◆ WHAT NEEDS TO BE DONE: Each entry below is to be transcribed exactly.

◆ THE INPUT:
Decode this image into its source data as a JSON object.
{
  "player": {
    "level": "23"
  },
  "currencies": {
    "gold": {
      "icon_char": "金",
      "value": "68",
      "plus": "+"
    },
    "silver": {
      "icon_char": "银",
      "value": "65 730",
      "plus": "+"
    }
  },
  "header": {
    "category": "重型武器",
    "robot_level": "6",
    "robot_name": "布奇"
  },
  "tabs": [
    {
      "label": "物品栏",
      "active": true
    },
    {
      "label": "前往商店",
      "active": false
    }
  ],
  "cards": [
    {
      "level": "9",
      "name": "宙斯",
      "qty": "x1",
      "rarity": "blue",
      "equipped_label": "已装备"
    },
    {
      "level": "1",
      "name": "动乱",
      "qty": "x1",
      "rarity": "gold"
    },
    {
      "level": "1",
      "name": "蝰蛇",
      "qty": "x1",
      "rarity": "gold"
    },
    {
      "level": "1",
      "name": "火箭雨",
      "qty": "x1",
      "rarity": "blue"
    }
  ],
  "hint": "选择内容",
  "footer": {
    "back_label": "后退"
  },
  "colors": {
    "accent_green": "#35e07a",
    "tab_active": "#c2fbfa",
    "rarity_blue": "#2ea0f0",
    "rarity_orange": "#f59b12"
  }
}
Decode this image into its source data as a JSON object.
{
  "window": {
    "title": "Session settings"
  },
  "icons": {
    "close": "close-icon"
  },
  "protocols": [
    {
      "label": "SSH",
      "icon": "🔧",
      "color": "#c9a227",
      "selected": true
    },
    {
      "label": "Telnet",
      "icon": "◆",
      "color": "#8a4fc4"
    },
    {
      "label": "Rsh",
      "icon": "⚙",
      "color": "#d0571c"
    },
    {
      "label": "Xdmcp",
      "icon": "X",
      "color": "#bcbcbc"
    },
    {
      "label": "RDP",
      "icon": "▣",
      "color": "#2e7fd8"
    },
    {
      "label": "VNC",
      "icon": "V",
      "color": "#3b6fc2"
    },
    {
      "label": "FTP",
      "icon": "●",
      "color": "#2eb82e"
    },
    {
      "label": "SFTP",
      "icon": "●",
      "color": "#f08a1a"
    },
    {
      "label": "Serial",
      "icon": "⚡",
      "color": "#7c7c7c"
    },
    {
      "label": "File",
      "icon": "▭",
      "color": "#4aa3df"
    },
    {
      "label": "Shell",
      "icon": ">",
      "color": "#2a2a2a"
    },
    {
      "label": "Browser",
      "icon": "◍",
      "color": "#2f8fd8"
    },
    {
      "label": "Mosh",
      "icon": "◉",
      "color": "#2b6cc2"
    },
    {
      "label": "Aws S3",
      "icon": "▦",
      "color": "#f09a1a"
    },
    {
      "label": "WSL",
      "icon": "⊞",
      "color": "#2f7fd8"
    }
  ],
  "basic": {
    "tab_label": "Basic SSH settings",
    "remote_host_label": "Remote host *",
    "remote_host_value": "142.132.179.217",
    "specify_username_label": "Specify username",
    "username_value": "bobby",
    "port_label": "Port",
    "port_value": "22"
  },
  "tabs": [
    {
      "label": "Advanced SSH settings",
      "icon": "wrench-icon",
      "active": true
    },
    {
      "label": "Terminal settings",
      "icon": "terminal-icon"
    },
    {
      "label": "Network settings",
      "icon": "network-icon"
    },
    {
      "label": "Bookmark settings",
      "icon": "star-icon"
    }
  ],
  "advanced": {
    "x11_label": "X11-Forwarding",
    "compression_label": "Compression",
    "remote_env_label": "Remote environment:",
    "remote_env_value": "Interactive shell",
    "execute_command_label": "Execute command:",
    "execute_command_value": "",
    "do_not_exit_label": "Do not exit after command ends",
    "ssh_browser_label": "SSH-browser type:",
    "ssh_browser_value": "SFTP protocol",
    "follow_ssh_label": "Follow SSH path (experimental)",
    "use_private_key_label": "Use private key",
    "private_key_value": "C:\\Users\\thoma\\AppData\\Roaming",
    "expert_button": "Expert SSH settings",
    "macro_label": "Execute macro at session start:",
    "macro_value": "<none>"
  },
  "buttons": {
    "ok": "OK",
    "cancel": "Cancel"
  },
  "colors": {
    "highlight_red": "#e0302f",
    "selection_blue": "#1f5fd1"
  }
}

◆ REPLY:
Decode this image into its source data as a JSON object.
{
  "player": {
    "level": "23"
  },
  "currencies": {
    "gold": {
      "icon_char": "金",
      "value": "68",
      "plus": "+"
    },
    "silver": {
      "icon_char": "银",
      "value": "65 730",
      "plus": "+"
    }
  },
  "header": {
    "category": "重型武器",
    "robot_level": "6",
    "robot_name": "布奇"
  },
  "tabs": [
    {
      "label": "物品栏",
      "active": true
    },
    {
      "label": "前往商店",
      "active": false
    }
  ],
  "cards": [
    {
      "level": "9",
      "name": "宙斯",
      "qty": "x1",
      "rarity": "blue",
      "equipped_label": "已装备"
    },
    {
      "level": "1",
      "name": "动乱",
      "qty": "x1",
      "rarity": "gold"
    },
    {
      "level": "1",
      "name": "蝰蛇",
      "qty": "x1",
      "rarity": "gold"
    },
    {
      "level": "1",
      "name": "火箭雨",
      "qty": "x1",
      "rarity": "blue"
    }
  ],
  "hint": "选择内容",
  "footer": {
    "back_label": "后退"
  },
  "colors": {
    "accent_green": "#35e07a",
    "tab_active": "#c2fbfa",
    "rarity_blue": "#2ea0f0",
    "rarity_orange": "#f59b12"
  }
}
Decode this image into its source data as a JSON object.
{
  "window": {
    "title": "Session settings"
  },
  "icons": {
    "close": "close-icon"
  },
  "protocols": [
    {
      "label": "SSH",
      "icon": "🔧",
      "color": "#c9a227",
      "selected": true
    },
    {
      "label": "Telnet",
      "icon": "◆",
      "color": "#8a4fc4"
    },
    {
      "label": "Rsh",
      "icon": "⚙",
      "color": "#d0571c"
    },
    {
      "label": "Xdmcp",
      "icon": "X",
      "color": "#bcbcbc"
    },
    {
      "label": "RDP",
      "icon": "▣",
      "color": "#2e7fd8"
    },
    {
      "label": "VNC",
      "icon": "V",
      "color": "#3b6fc2"
    },
    {
      "label": "FTP",
      "icon": "●",
      "color": "#2eb82e"
    },
    {
      "label": "SFTP",
      "icon": "●",
      "color": "#f08a1a"
    },
    {
      "label": "Serial",
      "icon": "⚡",
      "color": "#7c7c7c"
    },
    {
      "label": "File",
      "icon": "▭",
      "color": "#4aa3df"
    },
    {
      "label": "Shell",
      "icon": ">",
      "color": "#2a2a2a"
    },
    {
      "label": "Browser",
      "icon": "◍",
      "color": "#2f8fd8"
    },
    {
      "label": "Mosh",
      "icon": "◉",
      "color": "#2b6cc2"
    },
    {
      "label": "Aws S3",
      "icon": "▦",
      "color": "#f09a1a"
    },
    {
      "label": "WSL",
      "icon": "⊞",
      "color": "#2f7fd8"
    }
  ],
  "basic": {
    "tab_label": "Basic SSH settings",
    "remote_host_label": "Remote host *",
    "remote_host_value": "142.132.179.217",
    "specify_username_label": "Specify username",
    "username_value": "bobby",
    "port_label": "Port",
    "port_value": "22"
  },
  "tabs": [
    {
      "label": "Advanced SSH settings",
      "icon": "wrench-icon",
      "active": true
    },
    {
      "label": "Terminal settings",
      "icon": "terminal-icon"
    },
    {
      "label": "Network settings",
      "icon": "network-icon"
    },
    {
      "label": "Bookmark settings",
      "icon": "star-icon"
    }
  ],
  "advanced": {
    "x11_label": "X11-Forwarding",
    "compression_label": "Compression",
    "remote_env_label": "Remote environment:",
    "remote_env_value": "Interactive shell",
    "execute_command_label": "Execute command:",
    "execute_command_value": "",
    "do_not_exit_label": "Do not exit after command ends",
    "ssh_browser_label": "SSH-browser type:",
    "ssh_browser_value": "SFTP protocol",
    "follow_ssh_label": "Follow SSH path (experimental)",
    "use_private_key_label": "Use private key",
    "private_key_value": "C:\\Users\\thoma\\AppData\\Roaming",
    "expert_button": "Expert SSH settings",
    "macro_label": "Execute macro at session start:",
    "macro_value": "<none>"
  },
  "buttons": {
    "ok": "OK",
    "cancel": "Cancel"
  },
  "colors": {
    "highlight_red": "#e0302f",
    "selection_blue": "#1f5fd1"
  }
}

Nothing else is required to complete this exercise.